Records from a data collection
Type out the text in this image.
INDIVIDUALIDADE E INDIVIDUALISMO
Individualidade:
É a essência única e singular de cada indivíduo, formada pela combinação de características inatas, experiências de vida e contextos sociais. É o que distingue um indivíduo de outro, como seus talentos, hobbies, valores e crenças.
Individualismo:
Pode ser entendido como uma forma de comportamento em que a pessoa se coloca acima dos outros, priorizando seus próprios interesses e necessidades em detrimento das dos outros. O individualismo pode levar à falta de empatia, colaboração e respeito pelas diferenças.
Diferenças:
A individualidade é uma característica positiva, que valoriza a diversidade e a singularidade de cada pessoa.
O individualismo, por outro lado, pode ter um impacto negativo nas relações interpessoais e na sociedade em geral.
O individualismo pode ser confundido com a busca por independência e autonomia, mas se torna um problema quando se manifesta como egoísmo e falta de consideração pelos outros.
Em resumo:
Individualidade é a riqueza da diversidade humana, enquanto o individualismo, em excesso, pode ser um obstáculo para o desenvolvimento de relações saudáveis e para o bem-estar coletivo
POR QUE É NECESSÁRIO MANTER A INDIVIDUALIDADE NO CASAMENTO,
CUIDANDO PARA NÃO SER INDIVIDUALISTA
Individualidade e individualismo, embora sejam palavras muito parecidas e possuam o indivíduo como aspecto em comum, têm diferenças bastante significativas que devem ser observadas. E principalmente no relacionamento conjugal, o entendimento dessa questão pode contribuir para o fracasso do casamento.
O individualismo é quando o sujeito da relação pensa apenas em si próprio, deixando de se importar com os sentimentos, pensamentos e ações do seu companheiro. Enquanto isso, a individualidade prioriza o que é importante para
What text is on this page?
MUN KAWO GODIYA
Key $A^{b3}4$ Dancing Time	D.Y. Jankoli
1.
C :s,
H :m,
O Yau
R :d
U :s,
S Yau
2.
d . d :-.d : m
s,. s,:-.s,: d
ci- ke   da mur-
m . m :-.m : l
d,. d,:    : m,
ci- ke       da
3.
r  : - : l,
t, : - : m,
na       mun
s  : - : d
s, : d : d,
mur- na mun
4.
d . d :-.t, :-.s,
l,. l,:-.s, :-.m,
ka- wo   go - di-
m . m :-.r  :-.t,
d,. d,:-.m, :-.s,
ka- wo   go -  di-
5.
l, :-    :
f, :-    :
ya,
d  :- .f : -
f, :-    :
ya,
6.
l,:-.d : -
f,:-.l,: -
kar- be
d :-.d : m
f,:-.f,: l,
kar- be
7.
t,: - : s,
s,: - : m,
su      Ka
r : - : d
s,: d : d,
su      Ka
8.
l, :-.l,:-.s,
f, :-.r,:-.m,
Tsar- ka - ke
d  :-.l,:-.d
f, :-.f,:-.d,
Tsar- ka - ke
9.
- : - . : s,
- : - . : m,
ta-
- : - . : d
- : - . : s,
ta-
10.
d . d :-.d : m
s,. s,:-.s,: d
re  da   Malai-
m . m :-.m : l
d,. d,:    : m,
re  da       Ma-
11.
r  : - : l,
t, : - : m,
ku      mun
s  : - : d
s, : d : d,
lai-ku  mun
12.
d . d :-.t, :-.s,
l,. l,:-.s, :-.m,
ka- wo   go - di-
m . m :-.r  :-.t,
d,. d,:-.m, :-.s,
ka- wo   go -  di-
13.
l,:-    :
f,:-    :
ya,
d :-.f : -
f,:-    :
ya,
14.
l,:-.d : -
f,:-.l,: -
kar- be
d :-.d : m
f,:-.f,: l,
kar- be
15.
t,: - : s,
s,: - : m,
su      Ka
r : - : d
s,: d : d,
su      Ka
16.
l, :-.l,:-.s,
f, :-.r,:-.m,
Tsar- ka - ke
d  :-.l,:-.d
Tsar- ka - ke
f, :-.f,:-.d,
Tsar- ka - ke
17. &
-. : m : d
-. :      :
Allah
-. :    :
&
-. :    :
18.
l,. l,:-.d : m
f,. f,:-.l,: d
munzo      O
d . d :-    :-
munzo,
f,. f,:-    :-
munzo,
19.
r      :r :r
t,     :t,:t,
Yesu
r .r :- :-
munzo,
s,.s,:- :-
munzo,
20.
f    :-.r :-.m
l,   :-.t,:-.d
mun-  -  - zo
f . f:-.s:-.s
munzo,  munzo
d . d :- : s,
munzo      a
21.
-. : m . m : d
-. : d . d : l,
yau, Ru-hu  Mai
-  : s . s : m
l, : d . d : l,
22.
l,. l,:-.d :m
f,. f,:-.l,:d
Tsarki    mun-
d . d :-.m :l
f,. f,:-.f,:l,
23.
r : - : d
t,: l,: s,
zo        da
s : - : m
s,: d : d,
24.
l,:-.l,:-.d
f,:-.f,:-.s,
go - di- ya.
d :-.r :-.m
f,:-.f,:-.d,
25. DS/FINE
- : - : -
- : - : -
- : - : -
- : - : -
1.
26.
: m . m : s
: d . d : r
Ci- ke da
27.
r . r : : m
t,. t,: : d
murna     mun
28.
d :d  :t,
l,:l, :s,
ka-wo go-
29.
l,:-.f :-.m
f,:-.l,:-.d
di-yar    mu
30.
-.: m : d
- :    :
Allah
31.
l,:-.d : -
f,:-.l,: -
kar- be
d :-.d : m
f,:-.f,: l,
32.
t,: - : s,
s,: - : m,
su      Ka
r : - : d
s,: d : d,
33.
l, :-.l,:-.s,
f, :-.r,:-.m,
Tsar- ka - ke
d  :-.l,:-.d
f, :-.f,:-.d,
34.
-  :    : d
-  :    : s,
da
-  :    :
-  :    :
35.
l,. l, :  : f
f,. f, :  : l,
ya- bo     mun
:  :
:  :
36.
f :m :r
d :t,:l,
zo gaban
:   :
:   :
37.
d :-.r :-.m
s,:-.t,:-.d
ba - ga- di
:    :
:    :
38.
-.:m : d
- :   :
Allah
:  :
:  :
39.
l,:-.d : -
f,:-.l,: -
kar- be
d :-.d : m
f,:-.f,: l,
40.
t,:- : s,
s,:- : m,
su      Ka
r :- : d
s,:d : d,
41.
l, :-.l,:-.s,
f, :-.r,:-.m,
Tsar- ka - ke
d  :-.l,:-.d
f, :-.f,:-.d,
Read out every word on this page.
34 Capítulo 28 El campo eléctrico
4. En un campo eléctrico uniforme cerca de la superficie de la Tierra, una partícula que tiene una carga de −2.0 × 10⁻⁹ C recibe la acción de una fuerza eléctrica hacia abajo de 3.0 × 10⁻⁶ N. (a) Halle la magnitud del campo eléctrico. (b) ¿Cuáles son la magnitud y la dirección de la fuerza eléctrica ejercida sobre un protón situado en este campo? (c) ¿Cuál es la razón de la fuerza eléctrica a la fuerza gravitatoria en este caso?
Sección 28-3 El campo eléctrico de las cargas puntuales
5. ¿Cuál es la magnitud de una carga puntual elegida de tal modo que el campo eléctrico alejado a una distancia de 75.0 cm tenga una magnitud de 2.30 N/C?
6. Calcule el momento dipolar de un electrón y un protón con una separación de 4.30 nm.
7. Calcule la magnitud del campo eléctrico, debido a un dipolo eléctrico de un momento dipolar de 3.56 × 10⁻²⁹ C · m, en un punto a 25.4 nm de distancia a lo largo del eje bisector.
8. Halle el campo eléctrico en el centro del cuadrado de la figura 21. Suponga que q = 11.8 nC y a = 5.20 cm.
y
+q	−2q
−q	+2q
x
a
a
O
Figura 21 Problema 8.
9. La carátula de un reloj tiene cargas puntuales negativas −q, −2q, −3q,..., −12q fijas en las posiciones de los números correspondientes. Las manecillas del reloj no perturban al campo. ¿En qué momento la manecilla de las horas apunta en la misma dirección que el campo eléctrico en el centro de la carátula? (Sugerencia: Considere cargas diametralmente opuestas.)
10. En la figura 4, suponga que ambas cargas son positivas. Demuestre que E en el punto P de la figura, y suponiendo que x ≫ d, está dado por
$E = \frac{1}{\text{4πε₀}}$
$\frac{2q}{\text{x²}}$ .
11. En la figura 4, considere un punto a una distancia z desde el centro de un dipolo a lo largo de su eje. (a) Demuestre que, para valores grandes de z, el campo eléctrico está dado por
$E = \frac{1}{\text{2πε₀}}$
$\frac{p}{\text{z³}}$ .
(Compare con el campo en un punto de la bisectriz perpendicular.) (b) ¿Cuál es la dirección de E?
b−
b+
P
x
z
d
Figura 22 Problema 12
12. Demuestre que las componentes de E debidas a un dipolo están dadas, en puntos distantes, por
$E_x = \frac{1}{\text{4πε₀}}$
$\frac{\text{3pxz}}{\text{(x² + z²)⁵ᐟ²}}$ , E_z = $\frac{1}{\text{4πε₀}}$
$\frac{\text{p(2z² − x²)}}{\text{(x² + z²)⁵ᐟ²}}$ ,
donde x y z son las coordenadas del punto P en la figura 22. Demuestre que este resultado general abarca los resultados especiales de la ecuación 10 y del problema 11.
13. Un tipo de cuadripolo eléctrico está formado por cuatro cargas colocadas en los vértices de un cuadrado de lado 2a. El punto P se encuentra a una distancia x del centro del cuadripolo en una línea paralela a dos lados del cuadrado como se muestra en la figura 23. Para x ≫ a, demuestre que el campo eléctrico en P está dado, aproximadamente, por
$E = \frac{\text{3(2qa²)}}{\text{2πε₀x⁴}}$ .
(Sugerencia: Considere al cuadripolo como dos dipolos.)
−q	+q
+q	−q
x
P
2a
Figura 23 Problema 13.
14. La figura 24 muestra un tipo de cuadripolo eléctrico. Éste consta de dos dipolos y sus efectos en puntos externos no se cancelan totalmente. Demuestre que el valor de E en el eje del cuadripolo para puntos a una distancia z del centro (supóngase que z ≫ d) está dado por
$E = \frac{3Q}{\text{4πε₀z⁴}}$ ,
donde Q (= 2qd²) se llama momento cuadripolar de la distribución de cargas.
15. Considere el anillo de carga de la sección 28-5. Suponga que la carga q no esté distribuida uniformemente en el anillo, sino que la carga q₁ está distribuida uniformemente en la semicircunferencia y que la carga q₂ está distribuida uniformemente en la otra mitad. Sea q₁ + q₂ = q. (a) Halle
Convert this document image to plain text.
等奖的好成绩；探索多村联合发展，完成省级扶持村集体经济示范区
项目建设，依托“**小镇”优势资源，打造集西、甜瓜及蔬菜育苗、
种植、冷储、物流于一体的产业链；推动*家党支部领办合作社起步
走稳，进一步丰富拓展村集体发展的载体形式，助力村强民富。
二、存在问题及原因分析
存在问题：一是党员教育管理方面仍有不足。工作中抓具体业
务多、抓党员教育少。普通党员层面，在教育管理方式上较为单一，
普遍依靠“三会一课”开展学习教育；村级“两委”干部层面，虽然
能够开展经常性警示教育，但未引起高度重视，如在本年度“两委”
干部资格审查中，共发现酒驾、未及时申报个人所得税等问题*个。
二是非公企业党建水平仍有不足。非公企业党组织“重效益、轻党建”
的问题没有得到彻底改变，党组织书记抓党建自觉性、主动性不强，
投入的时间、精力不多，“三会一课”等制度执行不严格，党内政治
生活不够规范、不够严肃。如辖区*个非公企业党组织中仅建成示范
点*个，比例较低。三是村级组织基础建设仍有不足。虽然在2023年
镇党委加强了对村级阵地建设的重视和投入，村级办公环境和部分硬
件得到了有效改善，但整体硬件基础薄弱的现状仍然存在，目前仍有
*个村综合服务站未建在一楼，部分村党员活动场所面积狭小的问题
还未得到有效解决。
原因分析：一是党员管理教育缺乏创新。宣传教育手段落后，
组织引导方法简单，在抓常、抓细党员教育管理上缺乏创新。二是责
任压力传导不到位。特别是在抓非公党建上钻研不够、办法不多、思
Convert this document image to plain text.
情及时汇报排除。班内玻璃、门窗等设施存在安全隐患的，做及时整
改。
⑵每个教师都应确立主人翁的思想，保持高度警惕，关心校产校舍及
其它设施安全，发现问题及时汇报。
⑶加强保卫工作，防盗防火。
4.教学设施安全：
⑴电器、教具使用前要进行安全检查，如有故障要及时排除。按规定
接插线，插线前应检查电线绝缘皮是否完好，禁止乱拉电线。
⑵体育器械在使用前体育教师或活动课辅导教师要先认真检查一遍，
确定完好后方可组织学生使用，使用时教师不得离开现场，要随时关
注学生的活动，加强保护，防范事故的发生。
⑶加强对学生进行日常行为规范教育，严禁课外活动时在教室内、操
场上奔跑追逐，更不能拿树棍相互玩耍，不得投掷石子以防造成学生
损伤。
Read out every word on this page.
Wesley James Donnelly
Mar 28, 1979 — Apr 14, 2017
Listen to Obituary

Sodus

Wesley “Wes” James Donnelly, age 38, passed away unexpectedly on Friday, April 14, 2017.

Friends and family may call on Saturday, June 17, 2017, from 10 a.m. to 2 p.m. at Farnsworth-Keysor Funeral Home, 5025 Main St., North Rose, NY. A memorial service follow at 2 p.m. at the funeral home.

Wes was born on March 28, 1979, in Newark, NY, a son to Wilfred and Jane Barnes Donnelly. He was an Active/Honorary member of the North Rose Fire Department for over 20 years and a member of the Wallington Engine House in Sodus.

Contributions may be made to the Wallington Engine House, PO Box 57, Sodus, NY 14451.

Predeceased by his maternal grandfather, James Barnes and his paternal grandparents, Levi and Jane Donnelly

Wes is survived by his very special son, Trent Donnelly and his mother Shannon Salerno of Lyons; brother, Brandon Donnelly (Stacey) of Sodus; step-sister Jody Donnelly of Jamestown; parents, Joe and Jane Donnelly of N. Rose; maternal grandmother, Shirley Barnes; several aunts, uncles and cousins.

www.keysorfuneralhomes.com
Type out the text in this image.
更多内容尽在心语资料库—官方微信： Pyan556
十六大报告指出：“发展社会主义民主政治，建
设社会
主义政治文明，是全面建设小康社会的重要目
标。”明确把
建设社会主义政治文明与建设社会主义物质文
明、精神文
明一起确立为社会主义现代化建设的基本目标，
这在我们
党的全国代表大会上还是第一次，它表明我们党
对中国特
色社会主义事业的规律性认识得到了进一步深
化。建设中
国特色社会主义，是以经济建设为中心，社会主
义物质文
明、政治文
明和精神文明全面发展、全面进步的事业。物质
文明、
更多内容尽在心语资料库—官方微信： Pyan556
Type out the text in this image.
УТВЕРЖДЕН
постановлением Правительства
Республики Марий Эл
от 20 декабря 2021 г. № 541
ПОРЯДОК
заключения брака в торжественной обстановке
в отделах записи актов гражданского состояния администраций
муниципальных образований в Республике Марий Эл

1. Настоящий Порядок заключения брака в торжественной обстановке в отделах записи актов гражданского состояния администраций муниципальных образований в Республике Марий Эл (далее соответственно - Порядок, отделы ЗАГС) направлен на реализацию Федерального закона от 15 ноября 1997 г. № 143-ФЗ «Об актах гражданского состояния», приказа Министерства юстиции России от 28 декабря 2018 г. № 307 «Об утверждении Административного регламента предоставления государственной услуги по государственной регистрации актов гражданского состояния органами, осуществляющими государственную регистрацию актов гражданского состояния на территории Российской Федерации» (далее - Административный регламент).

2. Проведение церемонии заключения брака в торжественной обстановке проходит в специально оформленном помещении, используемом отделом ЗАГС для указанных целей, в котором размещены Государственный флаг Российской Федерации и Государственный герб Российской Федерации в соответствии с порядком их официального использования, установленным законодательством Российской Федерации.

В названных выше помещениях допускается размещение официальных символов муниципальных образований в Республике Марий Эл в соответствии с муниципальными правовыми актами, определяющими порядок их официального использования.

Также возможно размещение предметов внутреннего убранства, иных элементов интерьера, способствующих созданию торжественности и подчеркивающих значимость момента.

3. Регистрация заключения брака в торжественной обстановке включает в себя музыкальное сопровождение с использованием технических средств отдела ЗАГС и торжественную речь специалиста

Task directions
Tally the lines in these entries that have the string "Halle" in them, then answer with the count and nothing else.

Reply to the exercise
3